Source passage
◇ ◇ ◇
Dependencies for tasks scheduled by hour
Hour depends on another hour task
| Cycle count comparison | Behavior |
|---|---|
| Same number of daily instances | One-to-one mapping: the first descendant hour instance depends on the first ancestor hour instance, the second on the second, and so on. |
| Different number of daily instances | Proximity rule applies: each descendant hour instance depends on the ancestor hour instance whose scheduling time is closest to but not later than its own. If the ancestor generates fewer instances, multiple descendant instances may depend on the same ancestor instance. |
Hour depends on a day task
| Configuration | Behavior |
|---|---|
| No self-dependency on the hour task | All hour instances on the current day depend on the single day instance. After the day task finishes, all pending hourly instances run concurrently. |
| Self-dependency enabled on the hour task | Only the first hour instance depends on the day task. Each subsequent hour instance depends on the previous hour instance (previous-cycle self-dependency). Instances run sequentially — one after another — rather than concurrently. |
Hour depends on a minute task
| Configuration | Behavior |
|---|---|
| No self-dependency on the minute task | The hour instance depends on all minute instances within the same hour. For example, if the minute task runs every 15 minutes, the 09:00 hour instance waits for the 08:00, 08:15, 08:30, and 08:45 minute instances to complete. |
| Self-dependency enabled on both the hour and minute tasks | The hour instance depends on the closest minute instance whose scheduling time is not later than its own. For example, the 09:00 hour instance depends only on the 08:45 minute instance. |
Dependencies for tasks scheduled by minute
Minute depends on an hour task
| Configuration | Behavior |
|---|---|
| No self-dependency on the minute task | Each minute instance depends on the closest hour instance whose scheduling time is not later than its own. Multiple minute instances within the same hour all depend on the same hour instance. For example, minute instances at 09:05, 09:10, and 09:15 all wait for the 09:00 hourly instance. |
| Self-dependency enabled on both the minute and hour tasks | Each minute instance depends on its own previous-cycle instance and on the closest hour instance (not later). The self-dependency chain ensures instances run sequentially within a cycle. |
Minute depends on a day task
| Configuration | Behavior |
|---|---|
| No self-dependency on the minute task | All minute instances on the current day depend on the single day instance. After the day task finishes, all pending minute instances whose scheduling time has already arrived run concurrently. |
| Self-dependency enabled on the minute task | Only the first minute instance depends on the day task. Each subsequent minute instance depends on the previous minute instance. All instances run sequentially. |
Dependencies on tasks scheduled by week, month, or year
When a day, hour, or minute task depends on a task scheduled by week, month, or year, DataWorks generates dry-run instances for the lower-frequency task on days when it is not scheduled to run. Dry-run instances do not execute any code, do not generate data, do not consume resources, and do not block descendant tasks.
◇ ◇ ◇
(Document structure recognition data)

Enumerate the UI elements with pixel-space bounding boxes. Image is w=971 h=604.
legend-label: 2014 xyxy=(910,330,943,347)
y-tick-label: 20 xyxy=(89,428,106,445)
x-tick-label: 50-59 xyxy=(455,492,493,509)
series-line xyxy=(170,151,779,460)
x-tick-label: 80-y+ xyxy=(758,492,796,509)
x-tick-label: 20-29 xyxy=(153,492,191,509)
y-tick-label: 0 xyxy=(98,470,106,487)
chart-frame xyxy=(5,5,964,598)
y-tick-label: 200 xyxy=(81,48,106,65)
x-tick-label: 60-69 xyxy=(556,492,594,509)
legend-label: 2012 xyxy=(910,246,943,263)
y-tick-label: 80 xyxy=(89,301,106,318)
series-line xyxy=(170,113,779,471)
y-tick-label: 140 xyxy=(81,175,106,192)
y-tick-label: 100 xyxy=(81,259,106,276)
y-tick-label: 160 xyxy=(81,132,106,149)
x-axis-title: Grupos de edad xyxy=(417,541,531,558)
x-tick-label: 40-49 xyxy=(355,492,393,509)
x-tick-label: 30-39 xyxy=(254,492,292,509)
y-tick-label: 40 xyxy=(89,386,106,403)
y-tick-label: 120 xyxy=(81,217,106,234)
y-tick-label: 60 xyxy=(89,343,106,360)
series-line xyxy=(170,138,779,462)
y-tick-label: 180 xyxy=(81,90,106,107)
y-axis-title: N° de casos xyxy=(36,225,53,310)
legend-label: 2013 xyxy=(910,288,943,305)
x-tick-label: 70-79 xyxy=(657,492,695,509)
◇ ◇ ◇
Activities
- A) Rewrite the paragraph beginning "When a day, hour, or minute task depends" in the scheduling dependencies text as a short bulleted list, keeping its main facts.
- B) Carry on the text about DataWorks task scheduling dependencies, starting after its final sentence.

Written answers
- A)
- Applies when a day, hour, or minute task depends on a task scheduled by week, month, or year.
- On days when the lower-frequency task is not scheduled to run, DataWorks generates dry-run instances for it.
- Dry-run instances execute no code, generate no data, consume no resources, and do not block descendant tasks.

- B)
When a dry-run instance's scheduled time arrives, its status is immediately set to Successful, allowing descendant instances to proceed normally.
Example: A week task is scheduled every Monday and Friday. A day task depends on it.
On Monday and Friday: real instances run and generate data.
On Tuesday, Wednesday, Thursday, Saturday, and Sunday: dry-run instances are generated and immediately marked Successful.
The day task runs every day, depending on the corresponding week-task instance (real or dry-run), without any blockage on non-scheduling days.